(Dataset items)
────────
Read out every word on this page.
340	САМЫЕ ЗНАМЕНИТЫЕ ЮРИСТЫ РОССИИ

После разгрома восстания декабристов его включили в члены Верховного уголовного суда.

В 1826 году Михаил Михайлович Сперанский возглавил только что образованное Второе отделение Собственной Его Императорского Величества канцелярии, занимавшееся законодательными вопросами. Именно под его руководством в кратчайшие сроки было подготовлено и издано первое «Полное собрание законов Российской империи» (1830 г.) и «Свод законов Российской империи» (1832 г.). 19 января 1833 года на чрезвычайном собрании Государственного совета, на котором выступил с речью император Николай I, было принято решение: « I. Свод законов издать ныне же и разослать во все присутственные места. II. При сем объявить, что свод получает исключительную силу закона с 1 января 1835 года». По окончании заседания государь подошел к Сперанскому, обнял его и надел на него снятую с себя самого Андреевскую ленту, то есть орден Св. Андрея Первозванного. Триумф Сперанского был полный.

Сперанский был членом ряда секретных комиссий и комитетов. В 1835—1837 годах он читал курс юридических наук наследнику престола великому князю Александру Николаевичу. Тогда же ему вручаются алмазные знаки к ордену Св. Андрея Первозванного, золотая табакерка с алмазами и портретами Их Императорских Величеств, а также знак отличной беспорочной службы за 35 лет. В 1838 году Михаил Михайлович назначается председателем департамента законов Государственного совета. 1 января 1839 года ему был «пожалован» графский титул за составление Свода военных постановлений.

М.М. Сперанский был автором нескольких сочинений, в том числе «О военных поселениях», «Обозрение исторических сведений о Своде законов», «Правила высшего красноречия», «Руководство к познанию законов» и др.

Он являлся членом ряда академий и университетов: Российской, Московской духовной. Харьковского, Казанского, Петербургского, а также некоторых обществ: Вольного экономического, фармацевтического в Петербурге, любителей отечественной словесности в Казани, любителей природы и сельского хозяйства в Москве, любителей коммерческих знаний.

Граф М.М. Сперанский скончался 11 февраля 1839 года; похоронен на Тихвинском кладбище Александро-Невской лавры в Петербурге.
────────
Problem to solve. Repeat the entries shown above, every one, word for word.

Answer to this task.
Read out every word on this page.
340	САМЫЕ ЗНАМЕНИТЫЕ ЮРИСТЫ РОССИИ

После разгрома восстания декабристов его включили в члены Верховного уголовного суда.

В 1826 году Михаил Михайлович Сперанский возглавил только что образованное Второе отделение Собственной Его Императорского Величества канцелярии, занимавшееся законодательными вопросами. Именно под его руководством в кратчайшие сроки было подготовлено и издано первое «Полное собрание законов Российской империи» (1830 г.) и «Свод законов Российской империи» (1832 г.). 19 января 1833 года на чрезвычайном собрании Государственного совета, на котором выступил с речью император Николай I, было принято решение: « I. Свод законов издать ныне же и разослать во все присутственные места. II. При сем объявить, что свод получает исключительную силу закона с 1 января 1835 года». По окончании заседания государь подошел к Сперанскому, обнял его и надел на него снятую с себя самого Андреевскую ленту, то есть орден Св. Андрея Первозванного. Триумф Сперанского был полный.

Сперанский был членом ряда секретных комиссий и комитетов. В 1835—1837 годах он читал курс юридических наук наследнику престола великому князю Александру Николаевичу. Тогда же ему вручаются алмазные знаки к ордену Св. Андрея Первозванного, золотая табакерка с алмазами и портретами Их Императорских Величеств, а также знак отличной беспорочной службы за 35 лет. В 1838 году Михаил Михайлович назначается председателем департамента законов Государственного совета. 1 января 1839 года ему был «пожалован» графский титул за составление Свода военных постановлений.

М.М. Сперанский был автором нескольких сочинений, в том числе «О военных поселениях», «Обозрение исторических сведений о Своде законов», «Правила высшего красноречия», «Руководство к познанию законов» и др.

Он являлся членом ряда академий и университетов: Российской, Московской духовной. Харьковского, Казанского, Петербургского, а также некоторых обществ: Вольного экономического, фармацевтического в Петербурге, любителей отечественной словесности в Казани, любителей природы и сельского хозяйства в Москве, любителей коммерческих знаний.

Граф М.М. Сперанский скончался 11 февраля 1839 года; похоронен на Тихвинском кладбище Александро-Невской лавры в Петербурге.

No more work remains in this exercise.